■ **Exercise brief**
Below is a set of records; restate each one word for word.

■ **Source material**
┄┄┄┄┄┄

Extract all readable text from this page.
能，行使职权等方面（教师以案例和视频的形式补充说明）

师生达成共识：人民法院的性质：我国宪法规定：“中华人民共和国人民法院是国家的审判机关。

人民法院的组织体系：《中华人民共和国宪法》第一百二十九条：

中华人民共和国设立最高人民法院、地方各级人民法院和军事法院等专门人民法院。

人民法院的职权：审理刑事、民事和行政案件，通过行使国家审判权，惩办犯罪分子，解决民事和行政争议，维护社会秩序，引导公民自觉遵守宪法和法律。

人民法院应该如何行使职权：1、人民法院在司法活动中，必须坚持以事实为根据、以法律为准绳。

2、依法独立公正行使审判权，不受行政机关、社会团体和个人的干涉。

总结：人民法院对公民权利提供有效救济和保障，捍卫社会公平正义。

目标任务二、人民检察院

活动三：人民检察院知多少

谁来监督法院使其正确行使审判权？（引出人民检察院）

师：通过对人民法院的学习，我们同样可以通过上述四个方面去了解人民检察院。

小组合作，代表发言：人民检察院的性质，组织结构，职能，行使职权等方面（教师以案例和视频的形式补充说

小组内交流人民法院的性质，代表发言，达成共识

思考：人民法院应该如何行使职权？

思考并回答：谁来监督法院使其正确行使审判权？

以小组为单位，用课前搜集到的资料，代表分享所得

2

┄┄┄┄┄┄

■ **Answer in full**
Extract all readable text from this page.
能，行使职权等方面（教师以案例和视频的形式补充说明）

师生达成共识：人民法院的性质：我国宪法规定：“中华人民共和国人民法院是国家的审判机关。

人民法院的组织体系：《中华人民共和国宪法》第一百二十九条：

中华人民共和国设立最高人民法院、地方各级人民法院和军事法院等专门人民法院。

人民法院的职权：审理刑事、民事和行政案件，通过行使国家审判权，惩办犯罪分子，解决民事和行政争议，维护社会秩序，引导公民自觉遵守宪法和法律。

人民法院应该如何行使职权：1、人民法院在司法活动中，必须坚持以事实为根据、以法律为准绳。

2、依法独立公正行使审判权，不受行政机关、社会团体和个人的干涉。

总结：人民法院对公民权利提供有效救济和保障，捍卫社会公平正义。

目标任务二、人民检察院

活动三：人民检察院知多少

谁来监督法院使其正确行使审判权？（引出人民检察院）

师：通过对人民法院的学习，我们同样可以通过上述四个方面去了解人民检察院。

小组合作，代表发言：人民检察院的性质，组织结构，职能，行使职权等方面（教师以案例和视频的形式补充说

小组内交流人民法院的性质，代表发言，达成共识

思考：人民法院应该如何行使职权？

思考并回答：谁来监督法院使其正确行使审判权？

以小组为单位，用课前搜集到的资料，代表分享所得

2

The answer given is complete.